— THE RECORDS —
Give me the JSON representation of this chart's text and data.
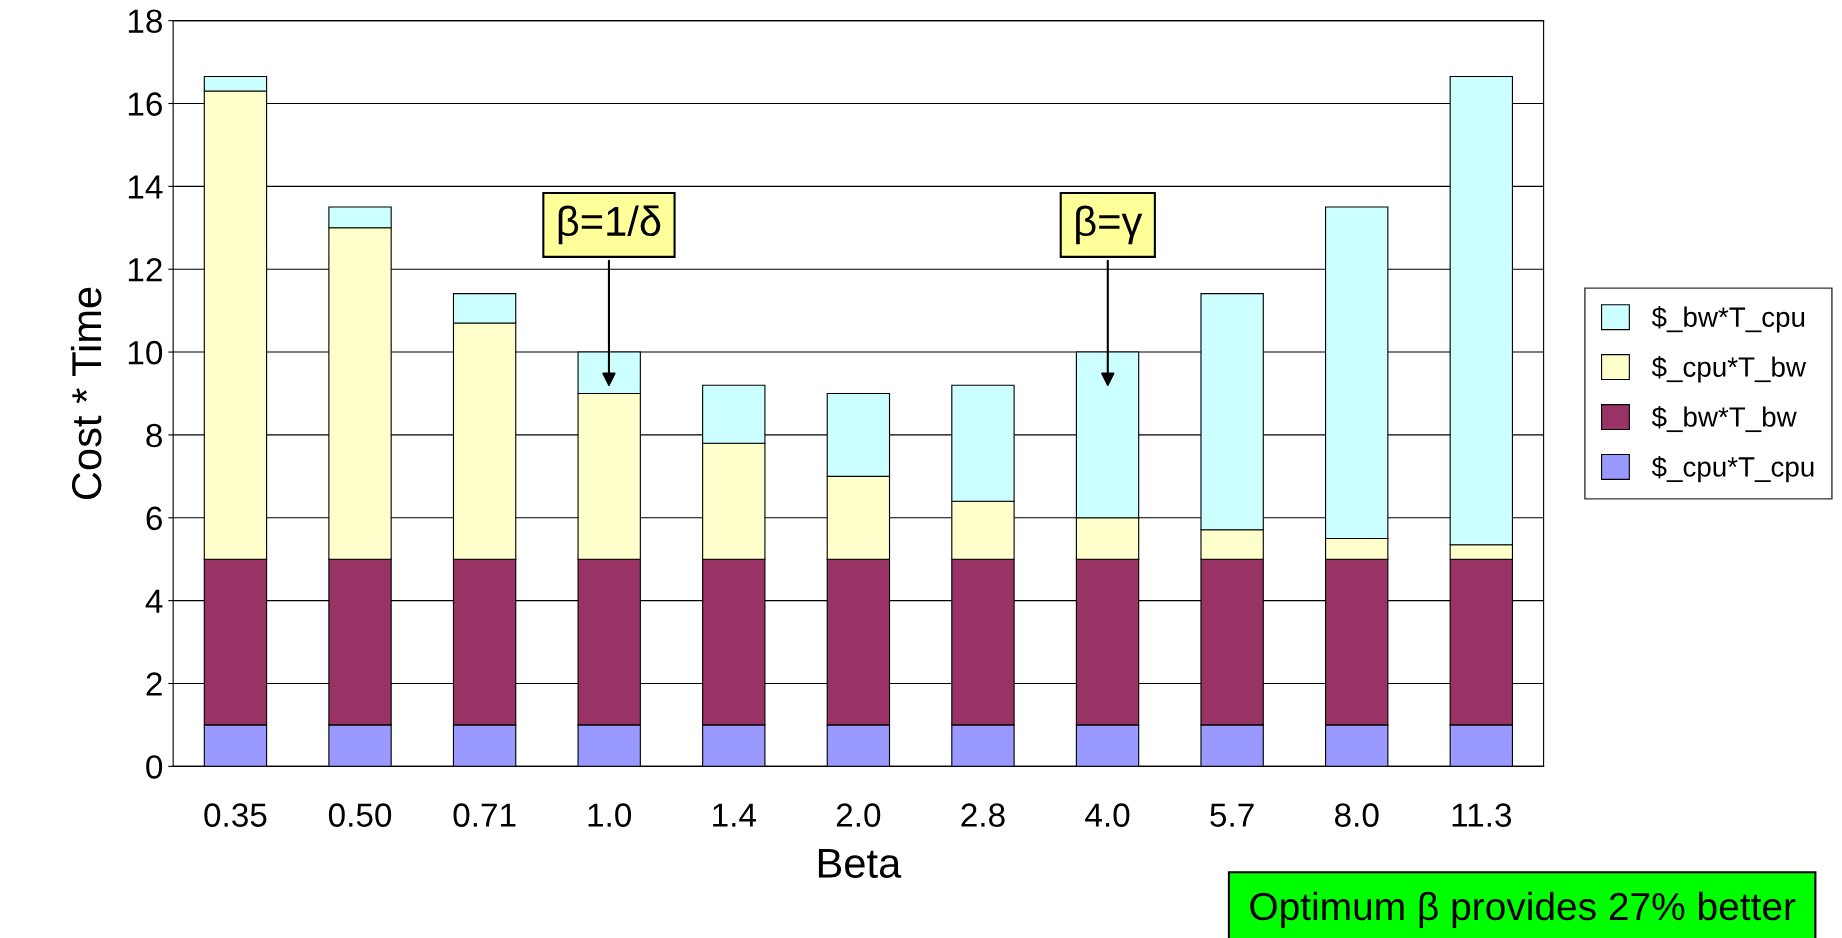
{
  "chart_data": {
    "type": "bar",
    "stacked": true,
    "xlabel": "Beta",
    "ylabel": "Cost * Time",
    "categories": [
      "0.35",
      "0.50",
      "0.71",
      "1.0",
      "1.4",
      "2.0",
      "2.8",
      "4.0",
      "5.7",
      "8.0",
      "11.3"
    ],
    "series": [
      {
        "name": "$_cpu*T_cpu",
        "color": "#9999ff",
        "values": [
          1,
          1,
          1,
          1,
          1,
          1,
          1,
          1,
          1,
          1,
          1
        ]
      },
      {
        "name": "$_bw*T_bw",
        "color": "#993366",
        "values": [
          4,
          4,
          4,
          4,
          4,
          4,
          4,
          4,
          4,
          4,
          4
        ]
      },
      {
        "name": "$_cpu*T_bw",
        "color": "#ffffcc",
        "values": [
          11.3,
          8.0,
          5.7,
          4.0,
          2.8,
          2.0,
          1.4,
          1.0,
          0.71,
          0.5,
          0.35
        ]
      },
      {
        "name": "$_bw*T_cpu",
        "color": "#ccffff",
        "values": [
          0.35,
          0.5,
          0.71,
          1.0,
          1.4,
          2.0,
          2.8,
          4.0,
          5.7,
          8.0,
          11.3
        ]
      }
    ],
    "ylim": [
      0,
      18
    ],
    "yticks": [
      0,
      2,
      4,
      6,
      8,
      10,
      12,
      14,
      16,
      18
    ],
    "grid": "y",
    "legend": "right",
    "annotations": [
      "β=1/δ",
      "β=γ",
      "Optimum β provides 27% better"
    ]
  }
}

— EXERCISE —
Reply with nothing except the number of lines in the listing above that include the string "name".

— THE SOLUTION —
4